■ **OBJECTIVE**
Set every record down verbatim and omit the pictures.

--- RECORDS FOR THIS TASK ---

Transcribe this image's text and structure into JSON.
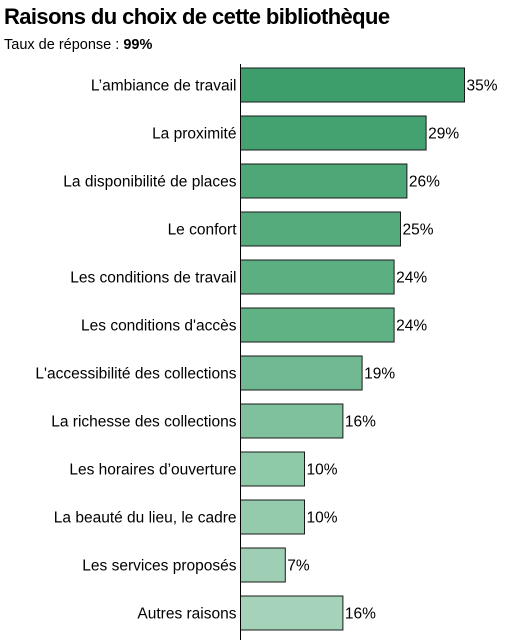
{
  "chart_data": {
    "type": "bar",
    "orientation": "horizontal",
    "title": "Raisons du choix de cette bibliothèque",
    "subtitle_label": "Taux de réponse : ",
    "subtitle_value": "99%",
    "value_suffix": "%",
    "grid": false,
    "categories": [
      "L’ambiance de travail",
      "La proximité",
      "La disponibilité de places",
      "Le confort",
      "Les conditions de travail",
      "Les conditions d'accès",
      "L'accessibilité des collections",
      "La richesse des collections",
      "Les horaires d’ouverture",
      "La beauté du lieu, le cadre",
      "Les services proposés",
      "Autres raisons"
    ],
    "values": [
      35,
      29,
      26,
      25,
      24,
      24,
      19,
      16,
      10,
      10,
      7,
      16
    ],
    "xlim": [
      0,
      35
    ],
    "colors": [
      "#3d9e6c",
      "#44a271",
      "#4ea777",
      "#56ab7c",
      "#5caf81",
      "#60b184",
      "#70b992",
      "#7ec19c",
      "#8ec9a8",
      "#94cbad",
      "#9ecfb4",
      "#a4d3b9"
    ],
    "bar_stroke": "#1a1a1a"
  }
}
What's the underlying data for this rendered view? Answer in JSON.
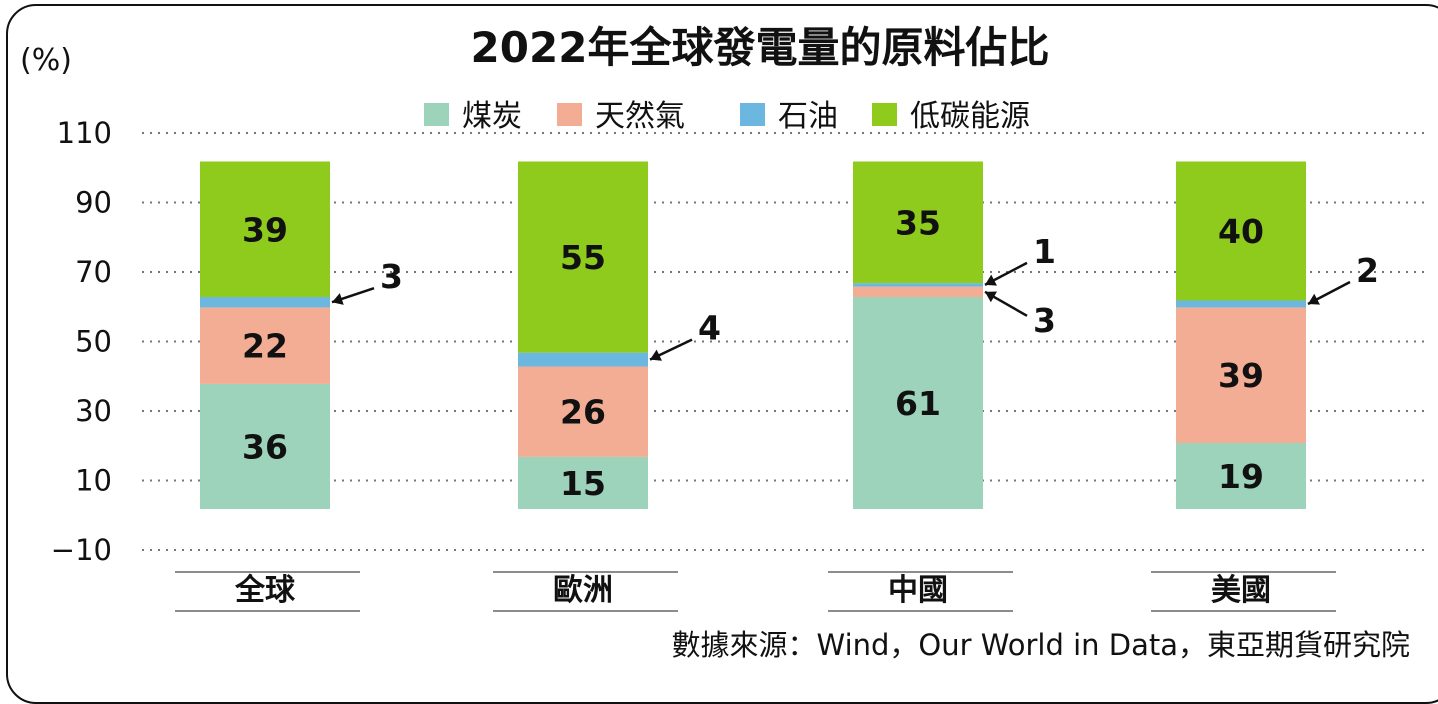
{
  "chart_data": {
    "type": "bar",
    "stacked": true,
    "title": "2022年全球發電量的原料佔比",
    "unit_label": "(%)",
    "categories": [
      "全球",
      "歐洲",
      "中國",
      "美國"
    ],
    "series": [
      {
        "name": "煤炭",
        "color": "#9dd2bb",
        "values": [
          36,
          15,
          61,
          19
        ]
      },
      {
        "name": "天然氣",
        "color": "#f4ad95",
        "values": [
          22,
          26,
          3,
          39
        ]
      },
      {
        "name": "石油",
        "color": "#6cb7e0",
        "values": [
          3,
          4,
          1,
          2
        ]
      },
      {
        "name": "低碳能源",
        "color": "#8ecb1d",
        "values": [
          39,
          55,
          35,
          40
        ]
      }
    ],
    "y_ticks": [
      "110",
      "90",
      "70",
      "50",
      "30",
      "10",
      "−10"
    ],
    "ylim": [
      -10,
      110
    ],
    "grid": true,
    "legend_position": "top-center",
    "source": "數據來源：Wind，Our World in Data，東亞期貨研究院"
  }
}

---

■ **ANSWER FOR THIS EXERCISE**
Transcribe this image's text and structure into JSON.
{
  "chart_data": {
    "type": "bar",
    "orientation": "horizontal",
    "title": "Raisons du choix de cette bibliothèque",
    "subtitle_label": "Taux de réponse : ",
    "subtitle_value": "99%",
    "value_suffix": "%",
    "grid": false,
    "categories": [
      "L’ambiance de travail",
      "La proximité",
      "La disponibilité de places",
      "Le confort",
      "Les conditions de travail",
      "Les conditions d'accès",
      "L'accessibilité des collections",
      "La richesse des collections",
      "Les horaires d’ouverture",
      "La beauté du lieu, le cadre",
      "Les services proposés",
      "Autres raisons"
    ],
    "values": [
      35,
      29,
      26,
      25,
      24,
      24,
      19,
      16,
      10,
      10,
      7,
      16
    ],
    "xlim": [
      0,
      35
    ],
    "colors": [
      "#3d9e6c",
      "#44a271",
      "#4ea777",
      "#56ab7c",
      "#5caf81",
      "#60b184",
      "#70b992",
      "#7ec19c",
      "#8ec9a8",
      "#94cbad",
      "#9ecfb4",
      "#a4d3b9"
    ],
    "bar_stroke": "#1a1a1a"
  }
}
What's the underlying data for this rendered view? Answer in JSON.
{
  "chart_data": {
    "type": "bar",
    "stacked": true,
    "title": "2022年全球發電量的原料佔比",
    "unit_label": "(%)",
    "categories": [
      "全球",
      "歐洲",
      "中國",
      "美國"
    ],
    "series": [
      {
        "name": "煤炭",
        "color": "#9dd2bb",
        "values": [
          36,
          15,
          61,
          19
        ]
      },
      {
        "name": "天然氣",
        "color": "#f4ad95",
        "values": [
          22,
          26,
          3,
          39
        ]
      },
      {
        "name": "石油",
        "color": "#6cb7e0",
        "values": [
          3,
          4,
          1,
          2
        ]
      },
      {
        "name": "低碳能源",
        "color": "#8ecb1d",
        "values": [
          39,
          55,
          35,
          40
        ]
      }
    ],
    "y_ticks": [
      "110",
      "90",
      "70",
      "50",
      "30",
      "10",
      "−10"
    ],
    "ylim": [
      -10,
      110
    ],
    "grid": true,
    "legend_position": "top-center",
    "source": "數據來源：Wind，Our World in Data，東亞期貨研究院"
  }
}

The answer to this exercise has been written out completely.